__THE PROBLEM__
Give the material again in full, matching it exactly.

------------------------------------------------

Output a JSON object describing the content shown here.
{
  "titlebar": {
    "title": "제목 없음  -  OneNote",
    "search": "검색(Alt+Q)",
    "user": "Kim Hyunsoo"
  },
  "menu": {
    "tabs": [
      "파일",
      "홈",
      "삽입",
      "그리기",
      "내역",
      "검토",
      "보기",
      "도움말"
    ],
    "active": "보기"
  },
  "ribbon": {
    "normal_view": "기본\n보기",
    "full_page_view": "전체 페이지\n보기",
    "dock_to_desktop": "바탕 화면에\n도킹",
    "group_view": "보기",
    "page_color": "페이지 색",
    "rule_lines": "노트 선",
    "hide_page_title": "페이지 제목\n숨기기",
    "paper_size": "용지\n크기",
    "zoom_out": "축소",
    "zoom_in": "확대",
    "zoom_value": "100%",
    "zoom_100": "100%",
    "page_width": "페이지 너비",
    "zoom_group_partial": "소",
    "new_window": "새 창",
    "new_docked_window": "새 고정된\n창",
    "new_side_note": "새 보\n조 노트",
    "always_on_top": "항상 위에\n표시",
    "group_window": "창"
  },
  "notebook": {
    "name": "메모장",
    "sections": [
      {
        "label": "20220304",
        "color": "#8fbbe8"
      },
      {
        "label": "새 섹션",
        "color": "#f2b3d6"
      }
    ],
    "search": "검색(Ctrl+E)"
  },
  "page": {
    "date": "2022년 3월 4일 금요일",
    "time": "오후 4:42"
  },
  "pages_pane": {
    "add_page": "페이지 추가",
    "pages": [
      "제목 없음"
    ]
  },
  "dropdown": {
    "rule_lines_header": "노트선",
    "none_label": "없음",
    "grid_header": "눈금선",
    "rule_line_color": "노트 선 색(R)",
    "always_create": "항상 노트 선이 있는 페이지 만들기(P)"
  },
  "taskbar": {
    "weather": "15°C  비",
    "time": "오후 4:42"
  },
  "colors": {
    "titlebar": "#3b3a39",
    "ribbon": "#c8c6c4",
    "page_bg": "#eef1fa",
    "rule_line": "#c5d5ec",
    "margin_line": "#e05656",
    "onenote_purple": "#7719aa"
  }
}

------------------------------------------------

__CORRECT OUTPUT__
Output a JSON object describing the content shown here.
{
  "titlebar": {
    "title": "제목 없음  -  OneNote",
    "search": "검색(Alt+Q)",
    "user": "Kim Hyunsoo"
  },
  "menu": {
    "tabs": [
      "파일",
      "홈",
      "삽입",
      "그리기",
      "내역",
      "검토",
      "보기",
      "도움말"
    ],
    "active": "보기"
  },
  "ribbon": {
    "normal_view": "기본\n보기",
    "full_page_view": "전체 페이지\n보기",
    "dock_to_desktop": "바탕 화면에\n도킹",
    "group_view": "보기",
    "page_color": "페이지 색",
    "rule_lines": "노트 선",
    "hide_page_title": "페이지 제목\n숨기기",
    "paper_size": "용지\n크기",
    "zoom_out": "축소",
    "zoom_in": "확대",
    "zoom_value": "100%",
    "zoom_100": "100%",
    "page_width": "페이지 너비",
    "zoom_group_partial": "소",
    "new_window": "새 창",
    "new_docked_window": "새 고정된\n창",
    "new_side_note": "새 보\n조 노트",
    "always_on_top": "항상 위에\n표시",
    "group_window": "창"
  },
  "notebook": {
    "name": "메모장",
    "sections": [
      {
        "label": "20220304",
        "color": "#8fbbe8"
      },
      {
        "label": "새 섹션",
        "color": "#f2b3d6"
      }
    ],
    "search": "검색(Ctrl+E)"
  },
  "page": {
    "date": "2022년 3월 4일 금요일",
    "time": "오후 4:42"
  },
  "pages_pane": {
    "add_page": "페이지 추가",
    "pages": [
      "제목 없음"
    ]
  },
  "dropdown": {
    "rule_lines_header": "노트선",
    "none_label": "없음",
    "grid_header": "눈금선",
    "rule_line_color": "노트 선 색(R)",
    "always_create": "항상 노트 선이 있는 페이지 만들기(P)"
  },
  "taskbar": {
    "weather": "15°C  비",
    "time": "오후 4:42"
  },
  "colors": {
    "titlebar": "#3b3a39",
    "ribbon": "#c8c6c4",
    "page_bg": "#eef1fa",
    "rule_line": "#c5d5ec",
    "margin_line": "#e05656",
    "onenote_purple": "#7719aa"
  }
}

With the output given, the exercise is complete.